=== Written problem ===
Retype all of the listing exactly, passing over any picture you find.

=== Material supplied ===
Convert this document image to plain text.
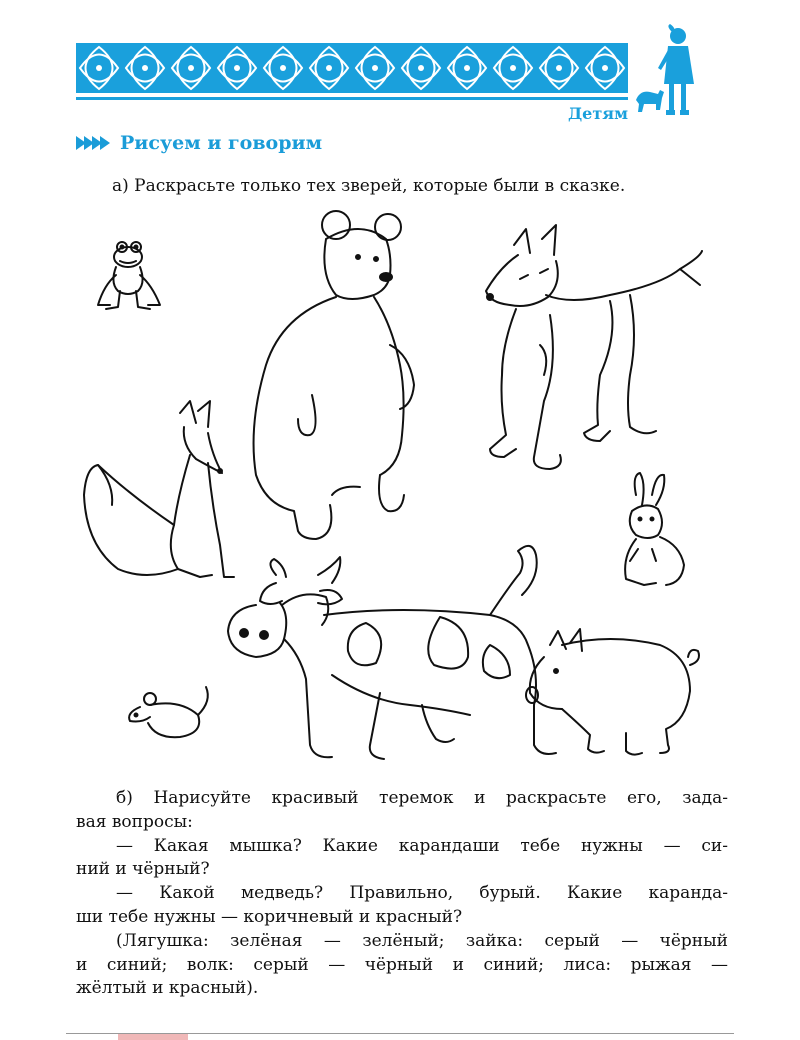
Детям
Рисуем и говорим
а) Раскрасьте только тех зверей, которые были в сказке.

б) Нарисуйте красивый теремок и раскрасьте его, зада-

вая вопросы:

— Какая мышка? Какие карандаши тебе нужны — си-

ний и чёрный?

— Какой медведь? Правильно, бурый. Какие каранда-

ши тебе нужны — коричневый и красный?

(Лягушка: зелёная — зелёный; зайка: серый — чёрный

и синий; волк: серый — чёрный и синий; лиса: рыжая —

жёлтый и красный).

=== Output of the exercise ===
Convert this document image to plain text.
Детям
Рисуем и говорим
а) Раскрасьте только тех зверей, которые были в сказке.

б) Нарисуйте красивый теремок и раскрасьте его, зада-

вая вопросы:

— Какая мышка? Какие карандаши тебе нужны — си-

ний и чёрный?

— Какой медведь? Правильно, бурый. Какие каранда-

ши тебе нужны — коричневый и красный?

(Лягушка: зелёная — зелёный; зайка: серый — чёрный

и синий; волк: серый — чёрный и синий; лиса: рыжая —

жёлтый и красный).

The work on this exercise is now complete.